[Aim of the exercise]: Reproduce every record exactly as it appears, but not the pictures.

[Data shown]:
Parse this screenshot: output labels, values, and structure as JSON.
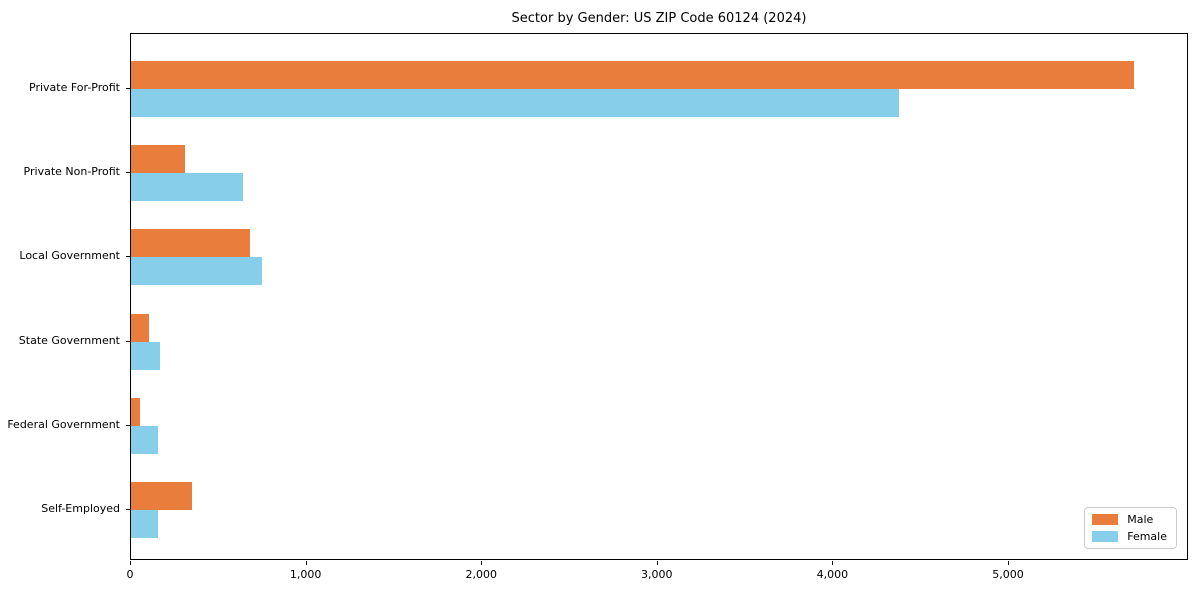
{
  "title": "Sector by Gender: US ZIP Code 60124 (2024)",
  "colors": {
    "male": "#e87d3c",
    "female": "#87ceeb",
    "axis": "#000000",
    "background": "#ffffff",
    "legend_border": "#cccccc"
  },
  "chart_data": {
    "type": "bar",
    "orientation": "horizontal",
    "title": "Sector by Gender: US ZIP Code 60124 (2024)",
    "categories": [
      "Private For-Profit",
      "Private Non-Profit",
      "Local Government",
      "State Government",
      "Federal Government",
      "Self-Employed"
    ],
    "series": [
      {
        "name": "Male",
        "color": "#e87d3c",
        "values": [
          5720,
          310,
          680,
          100,
          50,
          350
        ]
      },
      {
        "name": "Female",
        "color": "#87ceeb",
        "values": [
          4380,
          640,
          750,
          165,
          155,
          155
        ]
      }
    ],
    "xlabel": "",
    "ylabel": "",
    "xlim": [
      0,
      6025
    ],
    "xticks": {
      "values": [
        0,
        1000,
        2000,
        3000,
        4000,
        5000
      ],
      "labels": [
        "0",
        "1,000",
        "2,000",
        "3,000",
        "4,000",
        "5,000"
      ]
    },
    "legend": {
      "position": "lower right",
      "entries": [
        "Male",
        "Female"
      ]
    },
    "grid": false
  }
}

[The completed task]:
Parse this screenshot: output labels, values, and structure as JSON.
{
  "title": "Sector by Gender: US ZIP Code 60124 (2024)",
  "colors": {
    "male": "#e87d3c",
    "female": "#87ceeb",
    "axis": "#000000",
    "background": "#ffffff",
    "legend_border": "#cccccc"
  },
  "chart_data": {
    "type": "bar",
    "orientation": "horizontal",
    "title": "Sector by Gender: US ZIP Code 60124 (2024)",
    "categories": [
      "Private For-Profit",
      "Private Non-Profit",
      "Local Government",
      "State Government",
      "Federal Government",
      "Self-Employed"
    ],
    "series": [
      {
        "name": "Male",
        "color": "#e87d3c",
        "values": [
          5720,
          310,
          680,
          100,
          50,
          350
        ]
      },
      {
        "name": "Female",
        "color": "#87ceeb",
        "values": [
          4380,
          640,
          750,
          165,
          155,
          155
        ]
      }
    ],
    "xlabel": "",
    "ylabel": "",
    "xlim": [
      0,
      6025
    ],
    "xticks": {
      "values": [
        0,
        1000,
        2000,
        3000,
        4000,
        5000
      ],
      "labels": [
        "0",
        "1,000",
        "2,000",
        "3,000",
        "4,000",
        "5,000"
      ]
    },
    "legend": {
      "position": "lower right",
      "entries": [
        "Male",
        "Female"
      ]
    },
    "grid": false
  }
}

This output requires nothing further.